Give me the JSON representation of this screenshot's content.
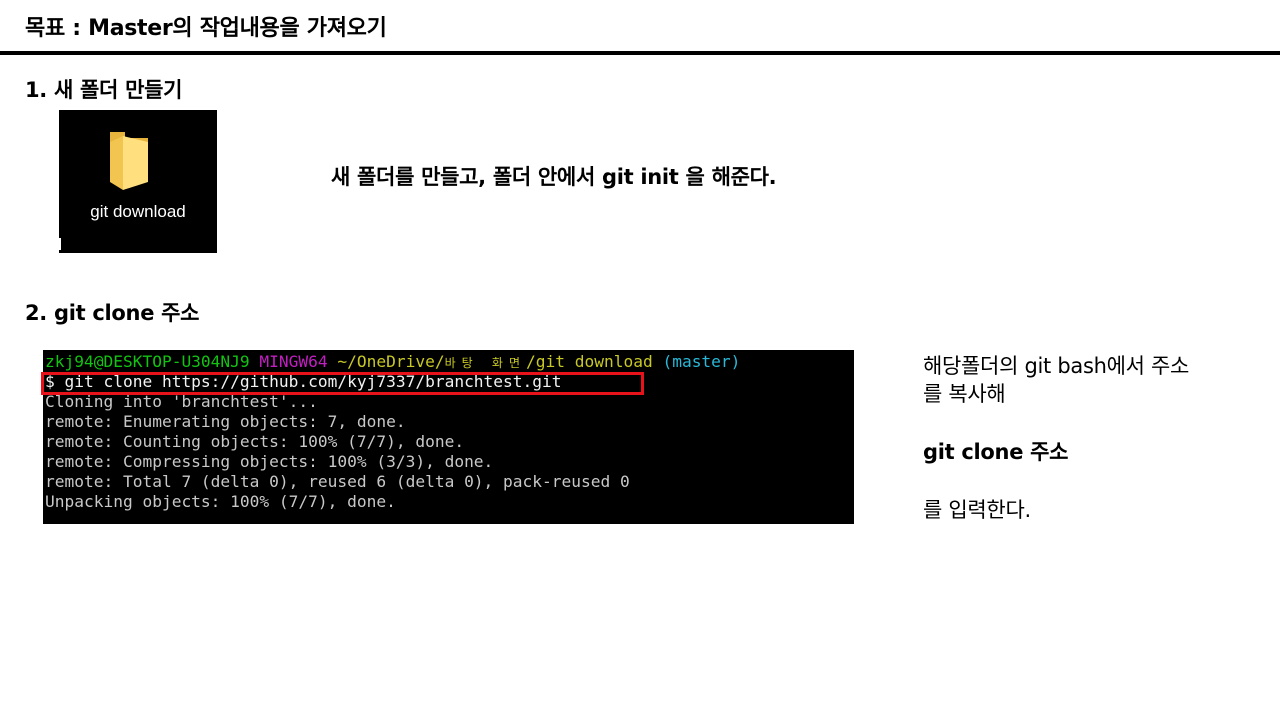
{
  "title": "목표 : Master의 작업내용을 가져오기",
  "step1": {
    "heading": "1. 새 폴더 만들기",
    "folder_label": "git download",
    "folder_icon": "folder-icon",
    "description": "새 폴더를 만들고, 폴더 안에서 git init 을 해준다."
  },
  "step2": {
    "heading": "2. git clone 주소",
    "terminal": {
      "prompt_user": "zkj94@DESKTOP-U304NJ9",
      "prompt_env": "MINGW64",
      "prompt_path_a": "~/OneDrive/",
      "prompt_path_kr": "바탕 화면",
      "prompt_path_b": "/git download",
      "prompt_branch": "(master)",
      "command": "$ git clone https://github.com/kyj7337/branchtest.git",
      "output": [
        "Cloning into 'branchtest'...",
        "remote: Enumerating objects: 7, done.",
        "remote: Counting objects: 100% (7/7), done.",
        "remote: Compressing objects: 100% (3/3), done.",
        "remote: Total 7 (delta 0), reused 6 (delta 0), pack-reused 0",
        "Unpacking objects: 100% (7/7), done."
      ]
    },
    "note": {
      "line1": "해당폴더의 git bash에서 주소",
      "line2": "를 복사해",
      "command": "git clone 주소",
      "line3": "를 입력한다."
    }
  },
  "colors": {
    "highlight": "#e8131a",
    "terminal_bg": "#000000",
    "prompt_green": "#12c412",
    "prompt_magenta": "#c21fc2",
    "prompt_yellow": "#c8c826",
    "prompt_cyan": "#29b8d8"
  }
}
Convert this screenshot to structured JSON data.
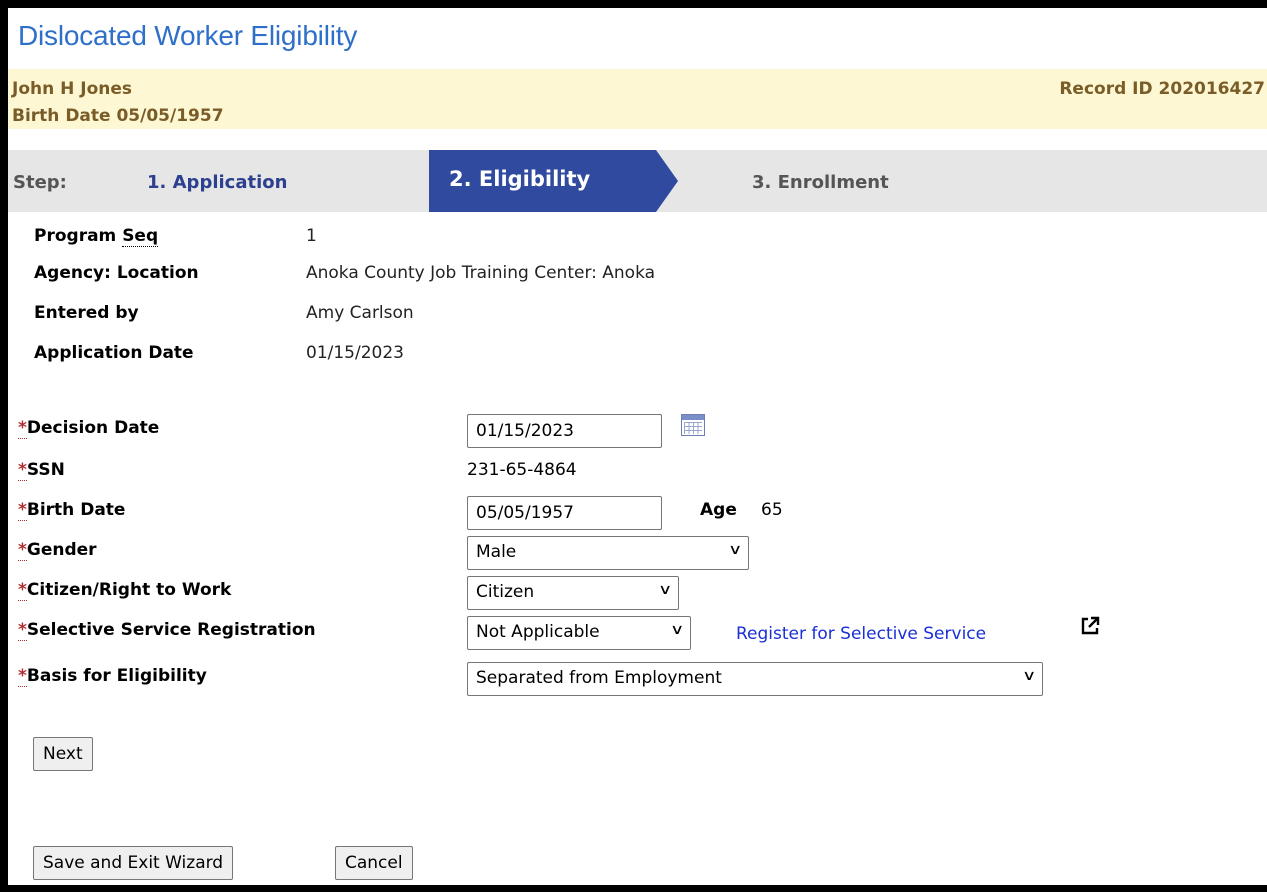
{
  "page": {
    "title": "Dislocated Worker Eligibility"
  },
  "person": {
    "name": "John H Jones",
    "birth": "Birth Date 05/05/1957",
    "record": "Record ID 202016427"
  },
  "steps": {
    "label": "Step:",
    "items": [
      "1. Application",
      "2. Eligibility",
      "3. Enrollment"
    ],
    "active_color": "#2f4a9e"
  },
  "info": {
    "program_seq_label": "Program Seq",
    "program_seq_value": "1",
    "agency_label": "Agency: Location",
    "agency_value": "Anoka County Job Training Center: Anoka",
    "entered_by_label": "Entered by",
    "entered_by_value": "Amy Carlson",
    "app_date_label": "Application Date",
    "app_date_value": "01/15/2023"
  },
  "form": {
    "required_mark": "*",
    "decision_date": {
      "label": "Decision Date",
      "value": "01/15/2023"
    },
    "ssn": {
      "label": "SSN",
      "value": "231-65-4864"
    },
    "birth_date": {
      "label": "Birth Date",
      "value": "05/05/1957",
      "age_label": "Age",
      "age_value": "65"
    },
    "gender": {
      "label": "Gender",
      "value": "Male"
    },
    "citizen": {
      "label": "Citizen/Right to Work",
      "value": "Citizen"
    },
    "selective_service": {
      "label": "Selective Service Registration",
      "value": "Not Applicable",
      "link": "Register for Selective Service"
    },
    "basis": {
      "label": "Basis for Eligibility",
      "value": "Separated from Employment"
    }
  },
  "buttons": {
    "next": "Next",
    "save_exit": "Save and Exit Wizard",
    "cancel": "Cancel"
  },
  "icons": {
    "calendar": "calendar-icon",
    "external": "external-link-icon",
    "chevron": "chevron-down-icon"
  }
}
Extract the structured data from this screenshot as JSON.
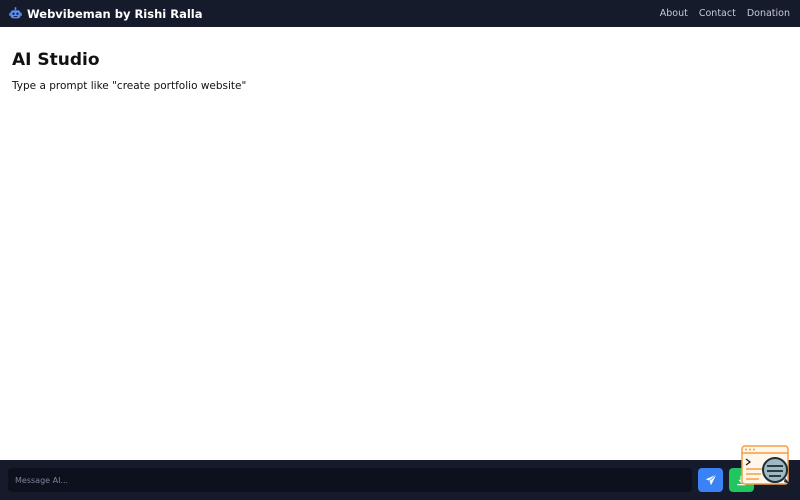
{
  "navbar": {
    "brand_icon": "robot-icon",
    "brand_title": "Webvibeman by Rishi Ralla",
    "links": [
      {
        "label": "About"
      },
      {
        "label": "Contact"
      },
      {
        "label": "Donation"
      }
    ]
  },
  "main": {
    "title": "AI Studio",
    "subtitle": "Type a prompt like \"create portfolio website\""
  },
  "chat": {
    "placeholder": "Message AI...",
    "value": "",
    "send_icon": "paper-plane-icon",
    "download_icon": "download-icon"
  },
  "widget": {
    "icon": "terminal-chat-icon"
  },
  "colors": {
    "navbar_bg": "#161b2b",
    "send_button": "#3b82f6",
    "download_button": "#22c55e",
    "widget_accent": "#f59e42"
  }
}
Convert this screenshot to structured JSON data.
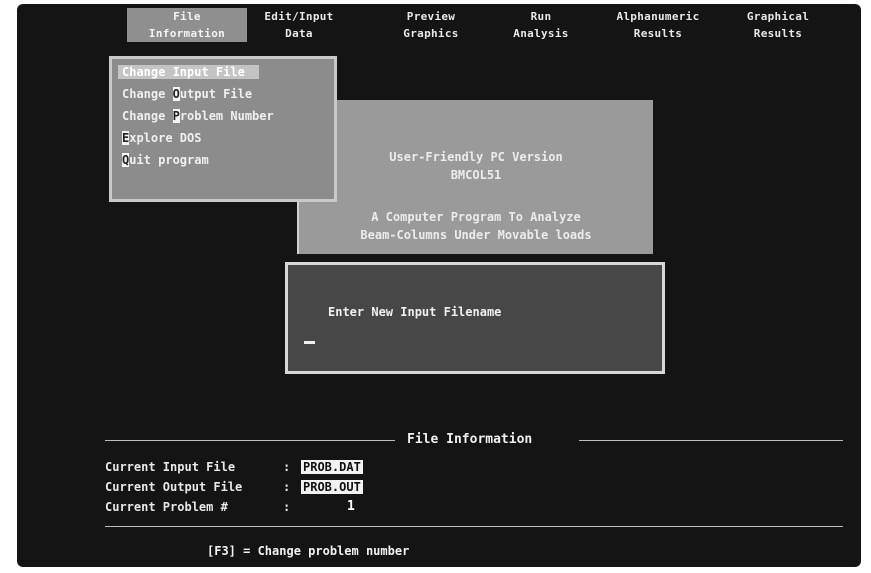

--- --- ---

Would you mind returning each entry above word for word, skipping the images?

Give me the JSON representation of this screenshot's content.
{
  "title": "목표 : Master의 작업내용을 가져오기",
  "step1": {
    "heading": "1. 새 폴더 만들기",
    "folder_label": "git download",
    "folder_icon": "folder-icon",
    "description": "새 폴더를 만들고, 폴더 안에서 git init 을 해준다."
  },
  "step2": {
    "heading": "2. git clone 주소",
    "terminal": {
      "prompt_user": "zkj94@DESKTOP-U304NJ9",
      "prompt_env": "MINGW64",
      "prompt_path_a": "~/OneDrive/",
      "prompt_path_kr": "바탕 화면",
      "prompt_path_b": "/git download",
      "prompt_branch": "(master)",
      "command": "$ git clone https://github.com/kyj7337/branchtest.git",
      "output": [
        "Cloning into 'branchtest'...",
        "remote: Enumerating objects: 7, done.",
        "remote: Counting objects: 100% (7/7), done.",
        "remote: Compressing objects: 100% (3/3), done.",
        "remote: Total 7 (delta 0), reused 6 (delta 0), pack-reused 0",
        "Unpacking objects: 100% (7/7), done."
      ]
    },
    "note": {
      "line1": "해당폴더의 git bash에서 주소",
      "line2": "를 복사해",
      "command": "git clone 주소",
      "line3": "를 입력한다."
    }
  },
  "colors": {
    "highlight": "#e8131a",
    "terminal_bg": "#000000",
    "prompt_green": "#12c412",
    "prompt_magenta": "#c21fc2",
    "prompt_yellow": "#c8c826",
    "prompt_cyan": "#29b8d8"
  }
}
Convert this screenshot to structured JSON data.
{
  "page": {
    "title": "Dislocated Worker Eligibility"
  },
  "person": {
    "name": "John H Jones",
    "birth": "Birth Date 05/05/1957",
    "record": "Record ID 202016427"
  },
  "steps": {
    "label": "Step:",
    "items": [
      "1. Application",
      "2. Eligibility",
      "3. Enrollment"
    ],
    "active_color": "#2f4a9e"
  },
  "info": {
    "program_seq_label": "Program Seq",
    "program_seq_value": "1",
    "agency_label": "Agency: Location",
    "agency_value": "Anoka County Job Training Center: Anoka",
    "entered_by_label": "Entered by",
    "entered_by_value": "Amy Carlson",
    "app_date_label": "Application Date",
    "app_date_value": "01/15/2023"
  },
  "form": {
    "required_mark": "*",
    "decision_date": {
      "label": "Decision Date",
      "value": "01/15/2023"
    },
    "ssn": {
      "label": "SSN",
      "value": "231-65-4864"
    },
    "birth_date": {
      "label": "Birth Date",
      "value": "05/05/1957",
      "age_label": "Age",
      "age_value": "65"
    },
    "gender": {
      "label": "Gender",
      "value": "Male"
    },
    "citizen": {
      "label": "Citizen/Right to Work",
      "value": "Citizen"
    },
    "selective_service": {
      "label": "Selective Service Registration",
      "value": "Not Applicable",
      "link": "Register for Selective Service"
    },
    "basis": {
      "label": "Basis for Eligibility",
      "value": "Separated from Employment"
    }
  },
  "buttons": {
    "next": "Next",
    "save_exit": "Save and Exit Wizard",
    "cancel": "Cancel"
  },
  "icons": {
    "calendar": "calendar-icon",
    "external": "external-link-icon",
    "chevron": "chevron-down-icon"
  }
}
Extract the structured data from this screenshot as JSON.
{
  "navbar": {
    "brand_icon": "robot-icon",
    "brand_title": "Webvibeman by Rishi Ralla",
    "links": [
      {
        "label": "About"
      },
      {
        "label": "Contact"
      },
      {
        "label": "Donation"
      }
    ]
  },
  "main": {
    "title": "AI Studio",
    "subtitle": "Type a prompt like \"create portfolio website\""
  },
  "chat": {
    "placeholder": "Message AI...",
    "value": "",
    "send_icon": "paper-plane-icon",
    "download_icon": "download-icon"
  },
  "widget": {
    "icon": "terminal-chat-icon"
  },
  "colors": {
    "navbar_bg": "#161b2b",
    "send_button": "#3b82f6",
    "download_button": "#22c55e",
    "widget_accent": "#f59e42"
  }
}
Convert this screenshot to structured JSON data.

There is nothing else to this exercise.